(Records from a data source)
=====

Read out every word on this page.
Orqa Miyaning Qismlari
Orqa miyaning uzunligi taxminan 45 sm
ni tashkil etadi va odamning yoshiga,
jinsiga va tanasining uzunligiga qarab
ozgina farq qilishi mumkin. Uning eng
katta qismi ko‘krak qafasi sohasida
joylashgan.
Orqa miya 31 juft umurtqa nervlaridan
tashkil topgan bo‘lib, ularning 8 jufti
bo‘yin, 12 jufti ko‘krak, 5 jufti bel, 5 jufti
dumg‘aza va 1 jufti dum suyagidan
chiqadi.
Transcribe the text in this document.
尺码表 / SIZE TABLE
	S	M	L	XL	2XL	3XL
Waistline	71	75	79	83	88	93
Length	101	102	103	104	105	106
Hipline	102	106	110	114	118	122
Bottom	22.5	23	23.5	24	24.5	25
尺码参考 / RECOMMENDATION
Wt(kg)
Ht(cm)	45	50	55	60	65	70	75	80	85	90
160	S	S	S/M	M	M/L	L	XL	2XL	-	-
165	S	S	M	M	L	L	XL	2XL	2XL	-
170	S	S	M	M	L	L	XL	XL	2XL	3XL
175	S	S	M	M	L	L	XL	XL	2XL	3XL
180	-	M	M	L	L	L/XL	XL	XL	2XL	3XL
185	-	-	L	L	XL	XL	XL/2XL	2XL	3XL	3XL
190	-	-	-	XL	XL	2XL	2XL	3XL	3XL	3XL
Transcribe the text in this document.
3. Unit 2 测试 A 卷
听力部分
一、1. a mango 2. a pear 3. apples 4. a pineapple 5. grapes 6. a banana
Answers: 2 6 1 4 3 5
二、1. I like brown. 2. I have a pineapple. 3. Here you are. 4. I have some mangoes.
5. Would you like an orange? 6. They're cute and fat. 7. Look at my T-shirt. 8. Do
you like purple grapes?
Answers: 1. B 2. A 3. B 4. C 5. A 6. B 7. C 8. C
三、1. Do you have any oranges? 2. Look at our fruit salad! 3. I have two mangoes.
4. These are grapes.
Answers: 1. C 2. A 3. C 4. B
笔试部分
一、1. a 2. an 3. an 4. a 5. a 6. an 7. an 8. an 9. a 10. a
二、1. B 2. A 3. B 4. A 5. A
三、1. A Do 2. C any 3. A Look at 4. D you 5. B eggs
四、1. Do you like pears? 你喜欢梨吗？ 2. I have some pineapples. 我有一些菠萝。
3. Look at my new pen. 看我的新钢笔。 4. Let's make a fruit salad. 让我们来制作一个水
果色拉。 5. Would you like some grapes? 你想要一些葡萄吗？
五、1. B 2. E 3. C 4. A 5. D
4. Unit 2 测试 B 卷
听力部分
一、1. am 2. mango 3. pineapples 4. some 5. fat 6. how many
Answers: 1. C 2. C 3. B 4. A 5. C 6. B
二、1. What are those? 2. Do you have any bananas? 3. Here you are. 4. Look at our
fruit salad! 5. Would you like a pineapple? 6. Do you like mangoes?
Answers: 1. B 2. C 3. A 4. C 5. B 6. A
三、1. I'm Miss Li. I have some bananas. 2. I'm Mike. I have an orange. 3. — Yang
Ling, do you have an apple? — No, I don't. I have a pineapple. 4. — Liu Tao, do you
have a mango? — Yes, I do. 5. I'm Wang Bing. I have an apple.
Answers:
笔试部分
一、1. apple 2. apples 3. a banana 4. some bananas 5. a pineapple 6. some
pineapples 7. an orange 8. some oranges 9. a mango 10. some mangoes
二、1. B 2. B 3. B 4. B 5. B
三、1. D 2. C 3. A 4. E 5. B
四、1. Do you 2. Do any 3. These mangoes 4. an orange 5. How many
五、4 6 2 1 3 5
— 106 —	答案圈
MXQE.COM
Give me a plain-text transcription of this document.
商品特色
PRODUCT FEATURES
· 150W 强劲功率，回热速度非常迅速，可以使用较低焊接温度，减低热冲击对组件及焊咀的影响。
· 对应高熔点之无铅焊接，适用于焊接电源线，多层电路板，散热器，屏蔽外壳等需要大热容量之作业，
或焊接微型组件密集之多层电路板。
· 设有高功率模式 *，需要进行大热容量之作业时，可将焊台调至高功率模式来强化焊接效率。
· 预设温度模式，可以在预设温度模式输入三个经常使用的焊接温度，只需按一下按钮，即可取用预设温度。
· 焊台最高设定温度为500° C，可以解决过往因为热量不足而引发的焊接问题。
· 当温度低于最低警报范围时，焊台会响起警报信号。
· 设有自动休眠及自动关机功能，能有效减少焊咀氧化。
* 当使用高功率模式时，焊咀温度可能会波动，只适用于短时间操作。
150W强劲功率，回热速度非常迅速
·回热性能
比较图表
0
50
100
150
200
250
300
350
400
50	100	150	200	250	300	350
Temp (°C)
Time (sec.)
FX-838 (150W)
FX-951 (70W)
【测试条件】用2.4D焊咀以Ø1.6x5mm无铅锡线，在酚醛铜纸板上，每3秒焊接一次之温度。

=====

▸ **Task instructions**: Write out exactly the lines starting with the one that holds "Give me a plain-text" and running through the last line above.

▸ **Answer for the task**:
Give me a plain-text transcription of this document.
商品特色
PRODUCT FEATURES
· 150W 强劲功率，回热速度非常迅速，可以使用较低焊接温度，减低热冲击对组件及焊咀的影响。
· 对应高熔点之无铅焊接，适用于焊接电源线，多层电路板，散热器，屏蔽外壳等需要大热容量之作业，
或焊接微型组件密集之多层电路板。
· 设有高功率模式 *，需要进行大热容量之作业时，可将焊台调至高功率模式来强化焊接效率。
· 预设温度模式，可以在预设温度模式输入三个经常使用的焊接温度，只需按一下按钮，即可取用预设温度。
· 焊台最高设定温度为500° C，可以解决过往因为热量不足而引发的焊接问题。
· 当温度低于最低警报范围时，焊台会响起警报信号。
· 设有自动休眠及自动关机功能，能有效减少焊咀氧化。
* 当使用高功率模式时，焊咀温度可能会波动，只适用于短时间操作。
150W强劲功率，回热速度非常迅速
·回热性能
比较图表
0
50
100
150
200
250
300
350
400
50	100	150	200	250	300	350
Temp (°C)
Time (sec.)
FX-838 (150W)
FX-951 (70W)
【测试条件】用2.4D焊咀以Ø1.6x5mm无铅锡线，在酚醛铜纸板上，每3秒焊接一次之温度。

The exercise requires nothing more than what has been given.